>> start

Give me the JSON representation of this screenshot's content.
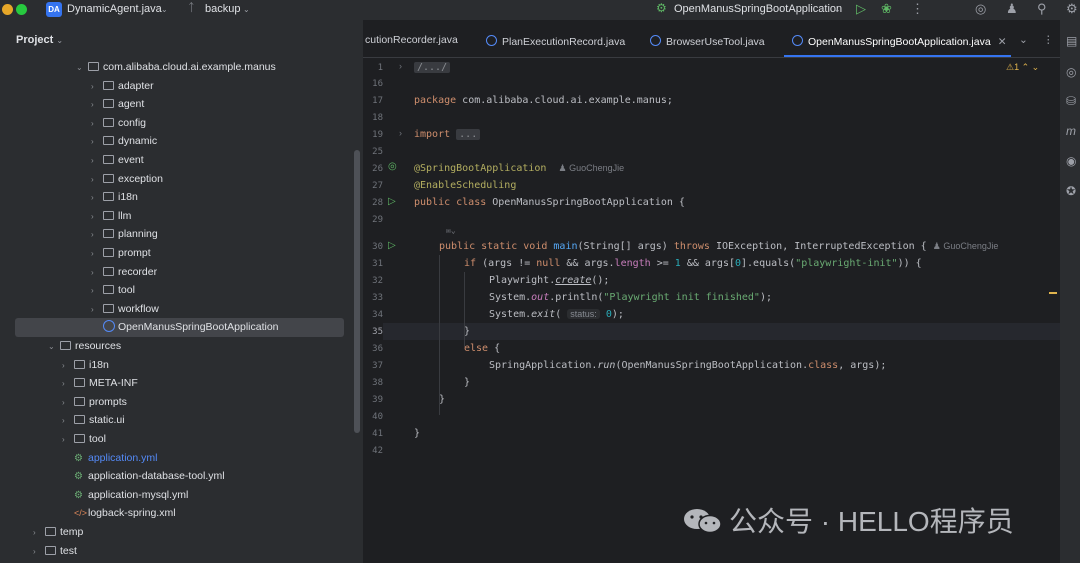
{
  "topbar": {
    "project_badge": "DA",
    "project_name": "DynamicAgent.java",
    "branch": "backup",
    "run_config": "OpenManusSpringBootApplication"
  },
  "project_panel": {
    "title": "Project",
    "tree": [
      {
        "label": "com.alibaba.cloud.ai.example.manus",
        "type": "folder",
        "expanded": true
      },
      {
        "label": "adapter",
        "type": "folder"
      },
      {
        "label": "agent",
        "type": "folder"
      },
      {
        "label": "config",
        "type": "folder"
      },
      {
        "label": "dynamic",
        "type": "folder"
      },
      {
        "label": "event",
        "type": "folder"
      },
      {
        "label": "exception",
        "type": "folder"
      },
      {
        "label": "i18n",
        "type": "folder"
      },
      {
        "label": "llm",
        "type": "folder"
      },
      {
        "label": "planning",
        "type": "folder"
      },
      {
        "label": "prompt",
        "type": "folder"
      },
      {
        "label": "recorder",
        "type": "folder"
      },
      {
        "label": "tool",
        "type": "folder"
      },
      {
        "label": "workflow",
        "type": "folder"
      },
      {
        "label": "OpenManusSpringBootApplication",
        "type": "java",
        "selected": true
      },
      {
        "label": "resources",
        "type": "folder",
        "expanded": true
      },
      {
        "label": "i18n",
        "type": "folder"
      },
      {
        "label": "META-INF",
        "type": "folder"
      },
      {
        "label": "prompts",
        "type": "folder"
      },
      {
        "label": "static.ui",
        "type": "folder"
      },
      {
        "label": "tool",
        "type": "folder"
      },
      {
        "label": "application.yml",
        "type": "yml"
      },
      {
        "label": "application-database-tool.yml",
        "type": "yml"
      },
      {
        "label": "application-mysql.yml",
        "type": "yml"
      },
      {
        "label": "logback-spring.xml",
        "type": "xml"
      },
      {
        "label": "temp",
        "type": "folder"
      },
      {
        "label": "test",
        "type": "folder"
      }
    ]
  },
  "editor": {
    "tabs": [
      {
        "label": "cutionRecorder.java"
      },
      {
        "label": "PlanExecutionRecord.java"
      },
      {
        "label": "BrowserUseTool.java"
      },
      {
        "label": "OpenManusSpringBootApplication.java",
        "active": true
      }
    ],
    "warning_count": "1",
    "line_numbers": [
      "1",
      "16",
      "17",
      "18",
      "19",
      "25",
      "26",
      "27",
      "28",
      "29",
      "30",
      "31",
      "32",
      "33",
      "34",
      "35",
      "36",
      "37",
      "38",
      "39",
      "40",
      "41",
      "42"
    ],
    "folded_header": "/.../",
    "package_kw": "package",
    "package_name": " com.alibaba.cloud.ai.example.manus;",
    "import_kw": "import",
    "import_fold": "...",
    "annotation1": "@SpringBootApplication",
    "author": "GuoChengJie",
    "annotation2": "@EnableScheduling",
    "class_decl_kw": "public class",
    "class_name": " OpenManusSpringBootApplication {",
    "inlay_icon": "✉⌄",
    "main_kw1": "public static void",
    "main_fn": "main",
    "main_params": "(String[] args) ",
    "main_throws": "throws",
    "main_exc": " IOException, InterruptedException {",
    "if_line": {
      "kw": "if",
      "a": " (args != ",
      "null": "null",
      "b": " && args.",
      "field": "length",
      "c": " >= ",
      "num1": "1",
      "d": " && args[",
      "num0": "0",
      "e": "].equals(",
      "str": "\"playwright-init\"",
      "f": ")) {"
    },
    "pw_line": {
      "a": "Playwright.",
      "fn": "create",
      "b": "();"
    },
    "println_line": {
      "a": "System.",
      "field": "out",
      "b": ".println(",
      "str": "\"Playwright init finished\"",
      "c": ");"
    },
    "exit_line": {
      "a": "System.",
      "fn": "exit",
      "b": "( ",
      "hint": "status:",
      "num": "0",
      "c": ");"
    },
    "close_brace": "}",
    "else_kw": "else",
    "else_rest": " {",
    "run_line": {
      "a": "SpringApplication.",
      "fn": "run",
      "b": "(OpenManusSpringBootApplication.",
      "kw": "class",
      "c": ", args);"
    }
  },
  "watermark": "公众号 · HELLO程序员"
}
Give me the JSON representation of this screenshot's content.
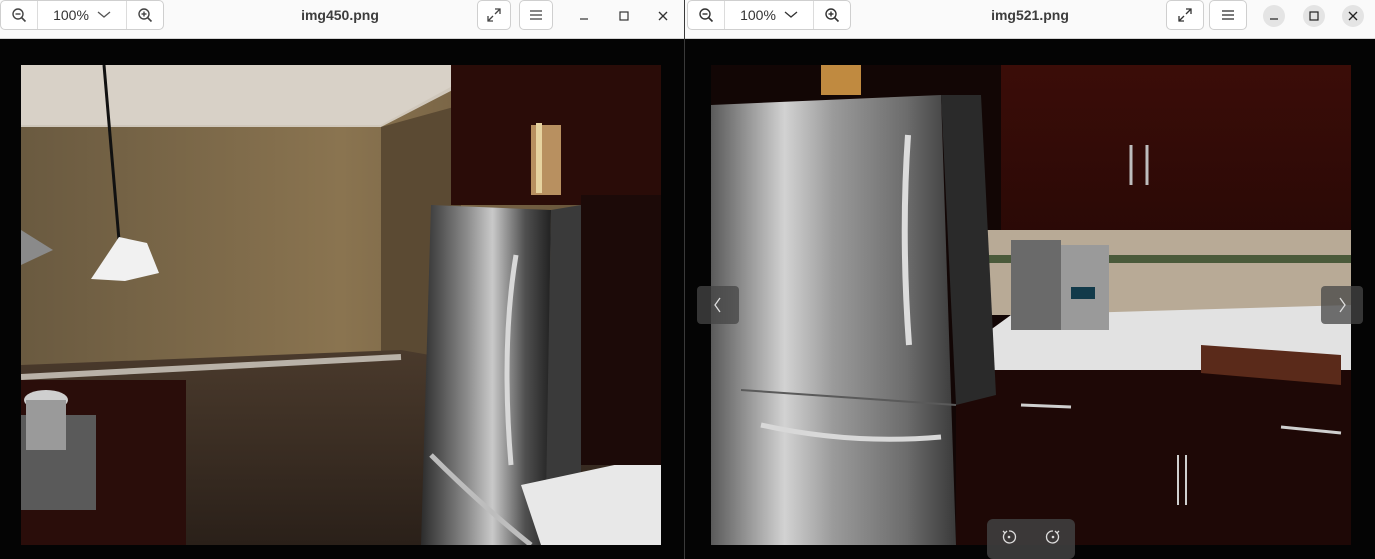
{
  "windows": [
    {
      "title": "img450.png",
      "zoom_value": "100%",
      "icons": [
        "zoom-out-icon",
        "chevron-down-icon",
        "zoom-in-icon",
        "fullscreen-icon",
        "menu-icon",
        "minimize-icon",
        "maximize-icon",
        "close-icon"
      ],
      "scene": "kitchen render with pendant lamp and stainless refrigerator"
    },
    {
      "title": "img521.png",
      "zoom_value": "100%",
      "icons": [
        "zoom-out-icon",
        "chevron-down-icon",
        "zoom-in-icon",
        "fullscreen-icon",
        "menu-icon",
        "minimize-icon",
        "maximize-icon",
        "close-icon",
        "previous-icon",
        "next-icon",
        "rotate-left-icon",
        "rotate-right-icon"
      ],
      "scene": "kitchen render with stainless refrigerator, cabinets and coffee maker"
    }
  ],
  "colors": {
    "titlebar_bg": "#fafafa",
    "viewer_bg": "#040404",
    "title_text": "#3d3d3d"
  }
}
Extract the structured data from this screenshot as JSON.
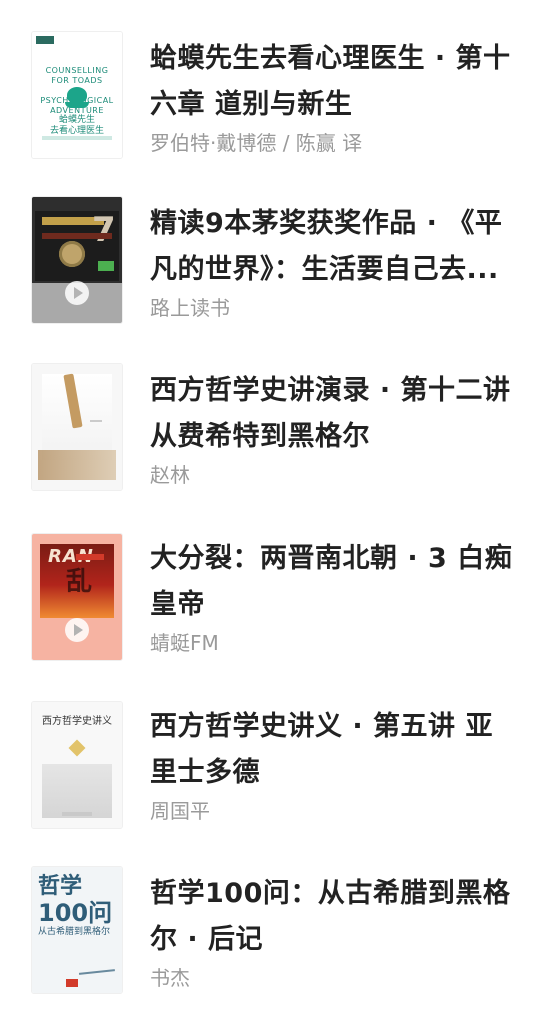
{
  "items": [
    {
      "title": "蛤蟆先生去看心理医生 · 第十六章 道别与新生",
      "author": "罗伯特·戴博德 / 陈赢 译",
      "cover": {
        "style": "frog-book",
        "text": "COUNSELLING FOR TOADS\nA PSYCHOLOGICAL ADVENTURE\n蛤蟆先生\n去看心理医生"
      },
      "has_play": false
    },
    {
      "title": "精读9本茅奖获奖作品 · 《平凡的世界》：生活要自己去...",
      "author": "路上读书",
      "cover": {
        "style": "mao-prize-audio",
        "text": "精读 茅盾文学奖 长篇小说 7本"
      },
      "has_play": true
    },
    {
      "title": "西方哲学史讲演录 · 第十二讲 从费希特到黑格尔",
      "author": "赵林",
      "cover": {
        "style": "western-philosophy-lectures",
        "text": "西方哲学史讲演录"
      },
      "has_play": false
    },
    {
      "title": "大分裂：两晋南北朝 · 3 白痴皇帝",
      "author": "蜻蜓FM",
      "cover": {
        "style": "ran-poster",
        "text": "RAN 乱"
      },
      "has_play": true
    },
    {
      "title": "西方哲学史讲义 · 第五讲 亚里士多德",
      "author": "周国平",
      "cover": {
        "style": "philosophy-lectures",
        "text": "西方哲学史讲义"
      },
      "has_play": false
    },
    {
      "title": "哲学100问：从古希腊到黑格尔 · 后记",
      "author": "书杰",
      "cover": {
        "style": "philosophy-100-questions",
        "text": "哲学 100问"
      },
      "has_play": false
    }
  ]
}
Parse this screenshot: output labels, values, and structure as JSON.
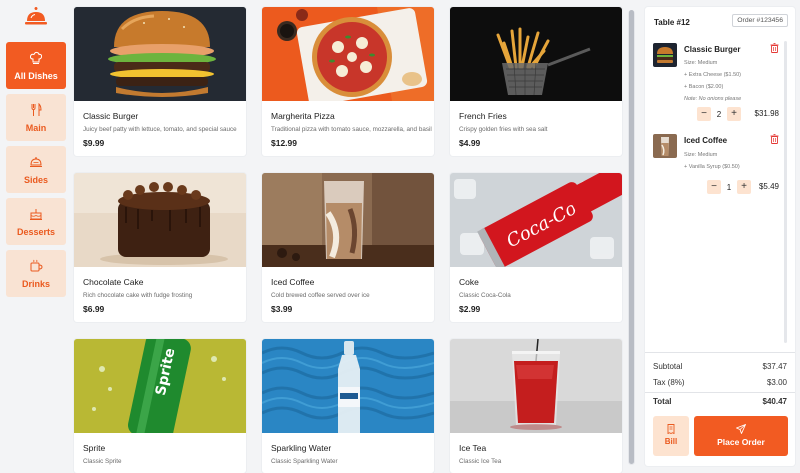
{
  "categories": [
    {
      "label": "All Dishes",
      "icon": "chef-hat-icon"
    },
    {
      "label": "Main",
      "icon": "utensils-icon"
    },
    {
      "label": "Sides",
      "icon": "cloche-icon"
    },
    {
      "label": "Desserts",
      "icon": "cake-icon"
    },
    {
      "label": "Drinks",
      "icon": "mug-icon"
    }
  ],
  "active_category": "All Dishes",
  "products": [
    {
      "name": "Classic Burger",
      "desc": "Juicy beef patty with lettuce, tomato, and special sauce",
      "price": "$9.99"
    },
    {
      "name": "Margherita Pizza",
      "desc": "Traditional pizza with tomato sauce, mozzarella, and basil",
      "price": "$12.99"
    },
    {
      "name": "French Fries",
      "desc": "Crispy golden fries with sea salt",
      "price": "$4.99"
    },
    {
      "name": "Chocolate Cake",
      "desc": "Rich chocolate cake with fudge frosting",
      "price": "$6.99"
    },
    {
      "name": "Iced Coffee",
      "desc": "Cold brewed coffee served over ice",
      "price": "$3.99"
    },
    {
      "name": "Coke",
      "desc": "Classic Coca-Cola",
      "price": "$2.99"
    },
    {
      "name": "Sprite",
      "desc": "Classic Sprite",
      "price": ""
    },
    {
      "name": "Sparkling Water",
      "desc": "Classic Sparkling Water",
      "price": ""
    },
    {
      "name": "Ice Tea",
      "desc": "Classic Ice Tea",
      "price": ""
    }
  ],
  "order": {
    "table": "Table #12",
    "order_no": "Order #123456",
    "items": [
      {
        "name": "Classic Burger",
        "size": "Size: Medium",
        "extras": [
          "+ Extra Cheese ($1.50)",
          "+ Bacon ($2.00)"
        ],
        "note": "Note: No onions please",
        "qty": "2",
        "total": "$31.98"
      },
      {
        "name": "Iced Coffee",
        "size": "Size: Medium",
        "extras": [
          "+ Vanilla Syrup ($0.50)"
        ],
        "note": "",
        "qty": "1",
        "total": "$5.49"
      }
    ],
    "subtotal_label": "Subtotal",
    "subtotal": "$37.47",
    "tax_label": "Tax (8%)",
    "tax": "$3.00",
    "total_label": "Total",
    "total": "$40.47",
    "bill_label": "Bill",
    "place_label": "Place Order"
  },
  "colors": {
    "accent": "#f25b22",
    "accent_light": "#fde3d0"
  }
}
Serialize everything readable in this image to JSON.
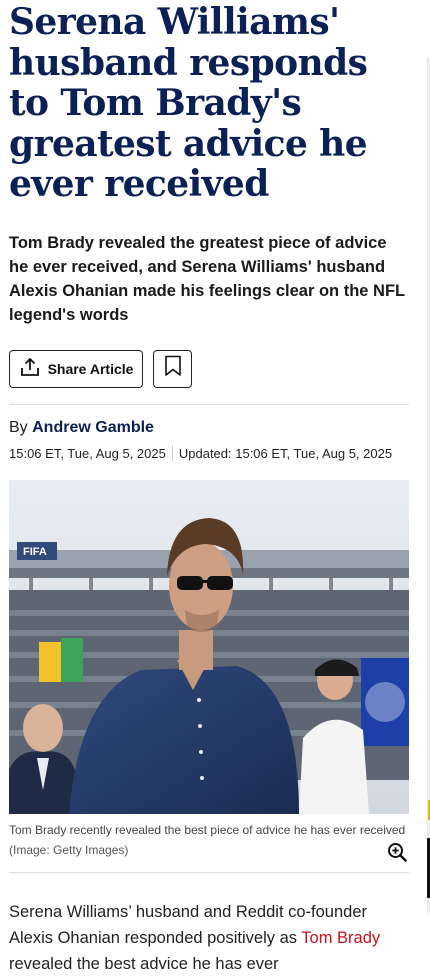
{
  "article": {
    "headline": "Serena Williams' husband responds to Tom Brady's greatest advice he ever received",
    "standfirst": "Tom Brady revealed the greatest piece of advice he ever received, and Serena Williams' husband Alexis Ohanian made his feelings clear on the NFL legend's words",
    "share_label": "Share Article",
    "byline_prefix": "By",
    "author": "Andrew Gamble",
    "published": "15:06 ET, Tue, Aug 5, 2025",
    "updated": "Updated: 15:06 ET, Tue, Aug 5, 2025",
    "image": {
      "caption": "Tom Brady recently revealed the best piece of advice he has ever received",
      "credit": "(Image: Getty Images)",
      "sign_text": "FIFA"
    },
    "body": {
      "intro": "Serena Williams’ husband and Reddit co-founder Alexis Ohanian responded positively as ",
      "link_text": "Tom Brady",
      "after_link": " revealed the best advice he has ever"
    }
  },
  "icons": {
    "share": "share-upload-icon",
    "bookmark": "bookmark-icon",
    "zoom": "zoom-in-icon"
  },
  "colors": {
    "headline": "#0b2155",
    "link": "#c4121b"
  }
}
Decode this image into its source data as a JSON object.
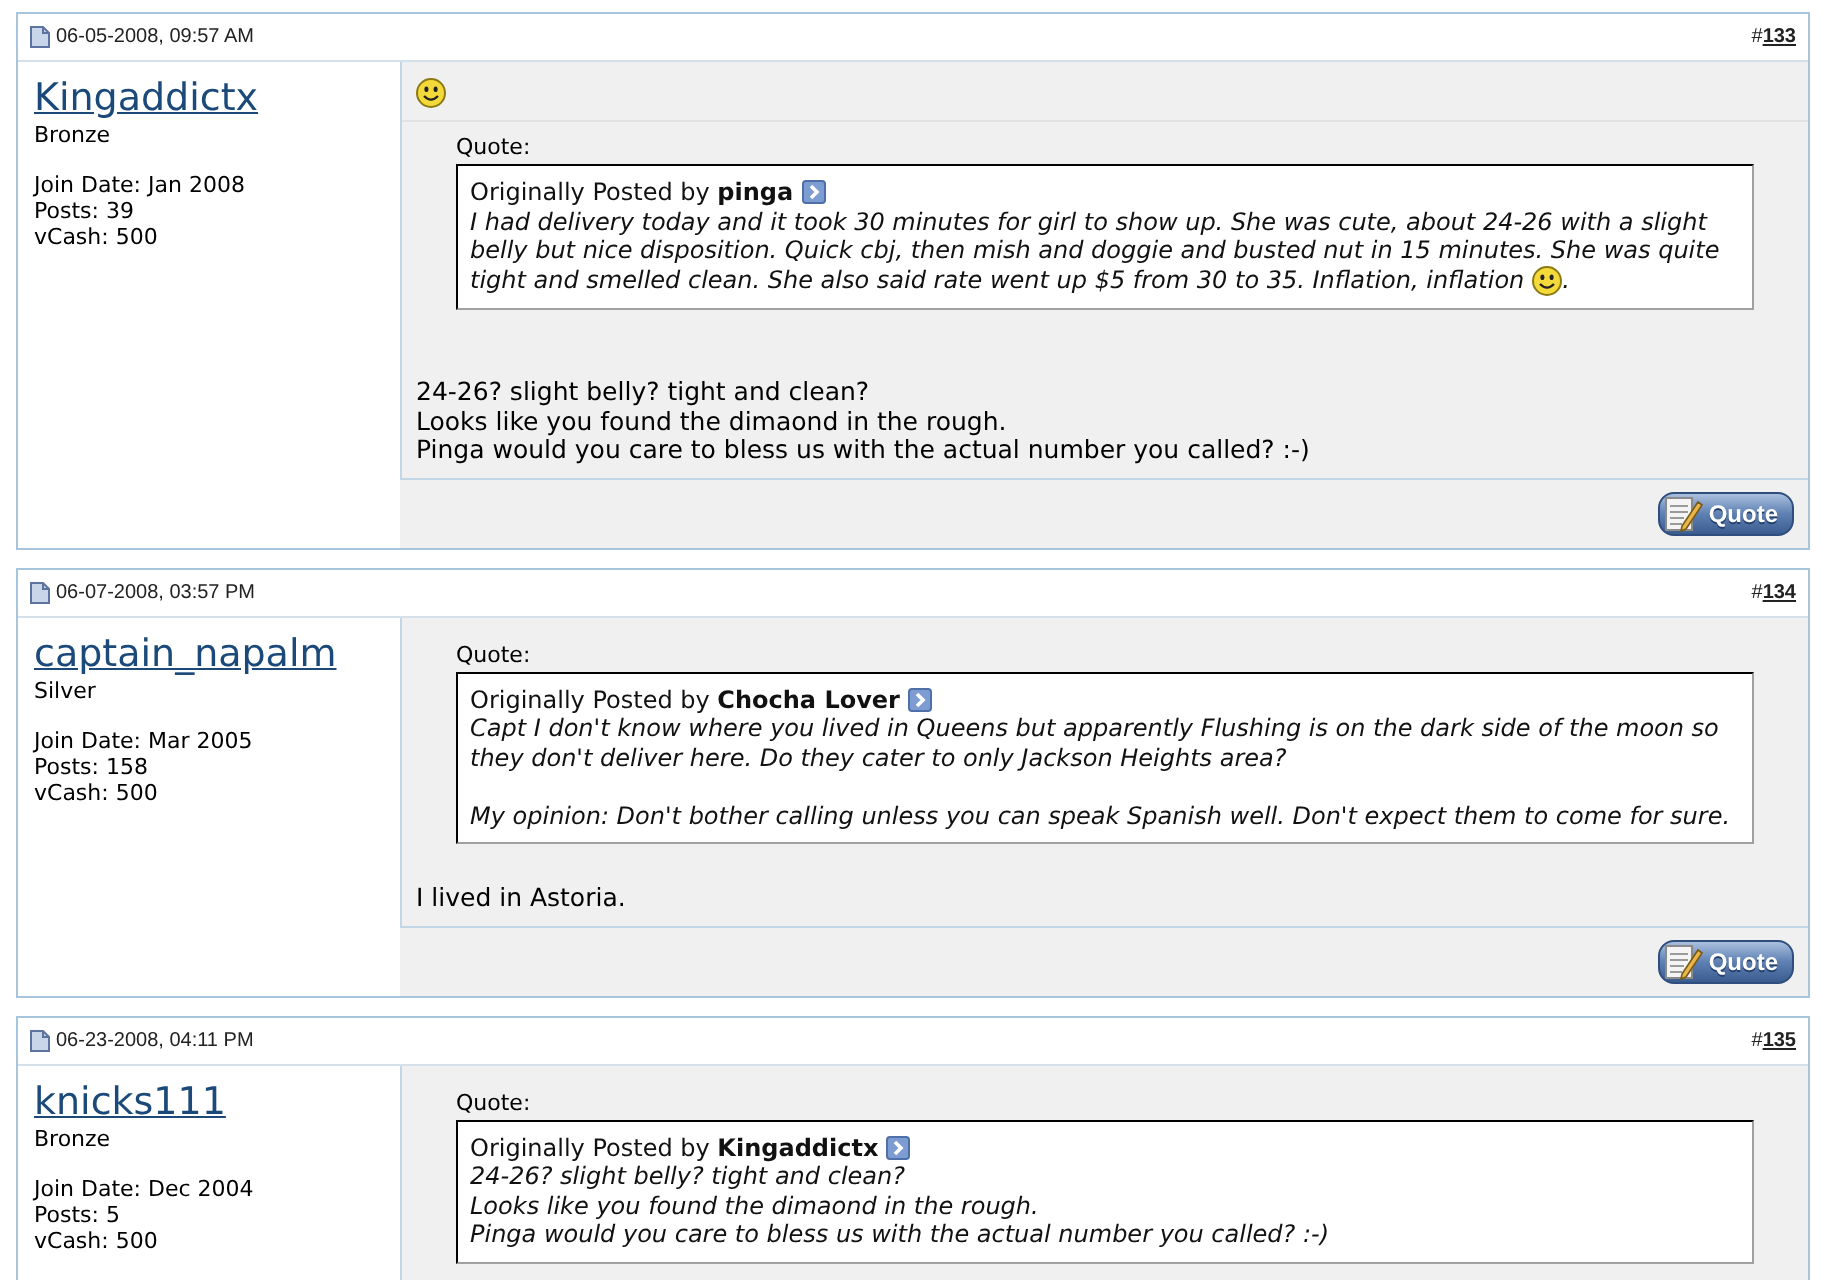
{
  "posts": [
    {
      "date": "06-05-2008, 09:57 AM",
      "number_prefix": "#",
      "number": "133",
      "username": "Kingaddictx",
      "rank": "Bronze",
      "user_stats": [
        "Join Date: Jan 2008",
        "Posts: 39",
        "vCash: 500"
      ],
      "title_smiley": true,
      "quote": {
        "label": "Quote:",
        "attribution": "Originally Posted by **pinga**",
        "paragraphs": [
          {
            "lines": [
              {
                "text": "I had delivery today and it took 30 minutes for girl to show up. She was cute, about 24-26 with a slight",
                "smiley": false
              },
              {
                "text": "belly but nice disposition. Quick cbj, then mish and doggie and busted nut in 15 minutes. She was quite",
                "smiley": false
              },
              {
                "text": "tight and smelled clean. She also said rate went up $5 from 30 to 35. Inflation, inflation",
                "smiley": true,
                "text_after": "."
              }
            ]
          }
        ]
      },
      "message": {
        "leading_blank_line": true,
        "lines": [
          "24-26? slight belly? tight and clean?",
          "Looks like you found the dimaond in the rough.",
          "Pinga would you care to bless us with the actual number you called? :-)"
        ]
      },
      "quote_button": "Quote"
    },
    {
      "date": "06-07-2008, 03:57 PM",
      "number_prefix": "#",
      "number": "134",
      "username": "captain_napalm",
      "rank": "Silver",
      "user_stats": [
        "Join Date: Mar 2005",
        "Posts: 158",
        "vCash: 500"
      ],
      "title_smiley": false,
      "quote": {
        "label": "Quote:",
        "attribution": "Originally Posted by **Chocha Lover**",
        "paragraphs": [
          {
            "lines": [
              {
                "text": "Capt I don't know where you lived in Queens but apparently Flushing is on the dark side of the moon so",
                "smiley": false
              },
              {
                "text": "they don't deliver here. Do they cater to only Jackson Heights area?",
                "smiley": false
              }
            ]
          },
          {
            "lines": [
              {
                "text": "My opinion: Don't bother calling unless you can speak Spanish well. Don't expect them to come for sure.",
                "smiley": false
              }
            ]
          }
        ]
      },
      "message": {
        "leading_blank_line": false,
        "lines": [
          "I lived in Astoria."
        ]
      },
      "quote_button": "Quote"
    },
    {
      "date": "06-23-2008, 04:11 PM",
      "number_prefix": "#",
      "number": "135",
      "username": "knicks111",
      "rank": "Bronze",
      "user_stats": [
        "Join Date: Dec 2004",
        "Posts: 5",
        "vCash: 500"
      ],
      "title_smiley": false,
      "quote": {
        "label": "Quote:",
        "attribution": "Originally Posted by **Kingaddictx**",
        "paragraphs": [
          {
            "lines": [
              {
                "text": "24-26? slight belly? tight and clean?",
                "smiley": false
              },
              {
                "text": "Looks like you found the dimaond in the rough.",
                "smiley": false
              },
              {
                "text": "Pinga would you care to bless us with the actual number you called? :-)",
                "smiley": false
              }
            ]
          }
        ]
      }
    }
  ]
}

>> end

Task brief: Look through the entries above and report each line where the string "西方哲学史讲演录" occurs.

The completed task:
      "title": "西方哲学史讲演录 · 第十二讲 从费希特到黑格尔",
        "text": "西方哲学史讲演录"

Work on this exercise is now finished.